Written problem => Can you output the records below exactly as they are written?

'''

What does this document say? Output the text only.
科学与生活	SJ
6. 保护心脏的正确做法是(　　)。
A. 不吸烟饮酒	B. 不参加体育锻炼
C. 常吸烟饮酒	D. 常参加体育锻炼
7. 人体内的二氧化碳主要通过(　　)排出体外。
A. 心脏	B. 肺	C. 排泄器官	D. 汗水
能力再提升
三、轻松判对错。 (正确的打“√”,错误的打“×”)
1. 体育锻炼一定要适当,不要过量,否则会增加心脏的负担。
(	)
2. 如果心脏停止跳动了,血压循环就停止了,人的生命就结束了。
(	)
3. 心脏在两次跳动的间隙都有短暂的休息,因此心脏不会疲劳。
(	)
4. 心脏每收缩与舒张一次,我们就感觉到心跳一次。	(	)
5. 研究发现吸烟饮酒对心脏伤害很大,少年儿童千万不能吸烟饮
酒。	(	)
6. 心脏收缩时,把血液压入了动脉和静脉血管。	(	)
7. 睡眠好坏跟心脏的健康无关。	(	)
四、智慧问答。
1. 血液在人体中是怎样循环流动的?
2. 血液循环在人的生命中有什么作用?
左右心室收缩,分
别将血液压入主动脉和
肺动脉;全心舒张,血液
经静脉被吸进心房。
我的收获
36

'''

Solution to the problem =>
What does this document say? Output the text only.
科学与生活	SJ
6. 保护心脏的正确做法是(　　)。
A. 不吸烟饮酒	B. 不参加体育锻炼
C. 常吸烟饮酒	D. 常参加体育锻炼
7. 人体内的二氧化碳主要通过(　　)排出体外。
A. 心脏	B. 肺	C. 排泄器官	D. 汗水
能力再提升
三、轻松判对错。 (正确的打“√”,错误的打“×”)
1. 体育锻炼一定要适当,不要过量,否则会增加心脏的负担。
(	)
2. 如果心脏停止跳动了,血压循环就停止了,人的生命就结束了。
(	)
3. 心脏在两次跳动的间隙都有短暂的休息,因此心脏不会疲劳。
(	)
4. 心脏每收缩与舒张一次,我们就感觉到心跳一次。	(	)
5. 研究发现吸烟饮酒对心脏伤害很大,少年儿童千万不能吸烟饮
酒。	(	)
6. 心脏收缩时,把血液压入了动脉和静脉血管。	(	)
7. 睡眠好坏跟心脏的健康无关。	(	)
四、智慧问答。
1. 血液在人体中是怎样循环流动的?
2. 血液循环在人的生命中有什么作用?
左右心室收缩,分
别将血液压入主动脉和
肺动脉;全心舒张,血液
经静脉被吸进心房。
我的收获
36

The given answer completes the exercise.